Extracted data entries
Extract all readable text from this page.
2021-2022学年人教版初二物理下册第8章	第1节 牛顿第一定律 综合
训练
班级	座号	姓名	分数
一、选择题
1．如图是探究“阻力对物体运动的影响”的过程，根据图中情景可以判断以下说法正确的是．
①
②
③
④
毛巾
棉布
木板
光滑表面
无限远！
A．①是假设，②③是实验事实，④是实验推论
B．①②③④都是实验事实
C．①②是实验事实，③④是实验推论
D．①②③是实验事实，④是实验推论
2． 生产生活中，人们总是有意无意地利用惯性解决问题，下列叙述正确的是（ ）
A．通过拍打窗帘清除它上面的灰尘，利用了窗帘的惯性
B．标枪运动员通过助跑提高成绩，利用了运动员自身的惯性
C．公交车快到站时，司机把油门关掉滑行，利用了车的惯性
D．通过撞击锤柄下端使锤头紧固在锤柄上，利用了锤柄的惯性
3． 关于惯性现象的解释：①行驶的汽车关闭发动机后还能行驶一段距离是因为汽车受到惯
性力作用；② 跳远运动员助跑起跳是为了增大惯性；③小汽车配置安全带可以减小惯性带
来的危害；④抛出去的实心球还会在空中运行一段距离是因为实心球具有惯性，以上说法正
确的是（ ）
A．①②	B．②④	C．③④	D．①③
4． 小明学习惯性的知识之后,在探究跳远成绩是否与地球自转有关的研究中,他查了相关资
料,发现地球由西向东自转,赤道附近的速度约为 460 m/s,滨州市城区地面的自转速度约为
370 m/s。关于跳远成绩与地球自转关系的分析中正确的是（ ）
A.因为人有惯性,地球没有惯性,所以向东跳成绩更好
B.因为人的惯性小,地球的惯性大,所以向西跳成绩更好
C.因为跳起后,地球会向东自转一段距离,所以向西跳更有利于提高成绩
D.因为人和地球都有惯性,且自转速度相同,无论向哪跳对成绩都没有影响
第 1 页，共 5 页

What is required
Restate all of the entries exactly, please.

Finished task
Extract all readable text from this page.
2021-2022学年人教版初二物理下册第8章	第1节 牛顿第一定律 综合
训练
班级	座号	姓名	分数
一、选择题
1．如图是探究“阻力对物体运动的影响”的过程，根据图中情景可以判断以下说法正确的是．
①
②
③
④
毛巾
棉布
木板
光滑表面
无限远！
A．①是假设，②③是实验事实，④是实验推论
B．①②③④都是实验事实
C．①②是实验事实，③④是实验推论
D．①②③是实验事实，④是实验推论
2． 生产生活中，人们总是有意无意地利用惯性解决问题，下列叙述正确的是（ ）
A．通过拍打窗帘清除它上面的灰尘，利用了窗帘的惯性
B．标枪运动员通过助跑提高成绩，利用了运动员自身的惯性
C．公交车快到站时，司机把油门关掉滑行，利用了车的惯性
D．通过撞击锤柄下端使锤头紧固在锤柄上，利用了锤柄的惯性
3． 关于惯性现象的解释：①行驶的汽车关闭发动机后还能行驶一段距离是因为汽车受到惯
性力作用；② 跳远运动员助跑起跳是为了增大惯性；③小汽车配置安全带可以减小惯性带
来的危害；④抛出去的实心球还会在空中运行一段距离是因为实心球具有惯性，以上说法正
确的是（ ）
A．①②	B．②④	C．③④	D．①③
4． 小明学习惯性的知识之后,在探究跳远成绩是否与地球自转有关的研究中,他查了相关资
料,发现地球由西向东自转,赤道附近的速度约为 460 m/s,滨州市城区地面的自转速度约为
370 m/s。关于跳远成绩与地球自转关系的分析中正确的是（ ）
A.因为人有惯性,地球没有惯性,所以向东跳成绩更好
B.因为人的惯性小,地球的惯性大,所以向西跳成绩更好
C.因为跳起后,地球会向东自转一段距离,所以向西跳更有利于提高成绩
D.因为人和地球都有惯性,且自转速度相同,无论向哪跳对成绩都没有影响
第 1 页，共 5 页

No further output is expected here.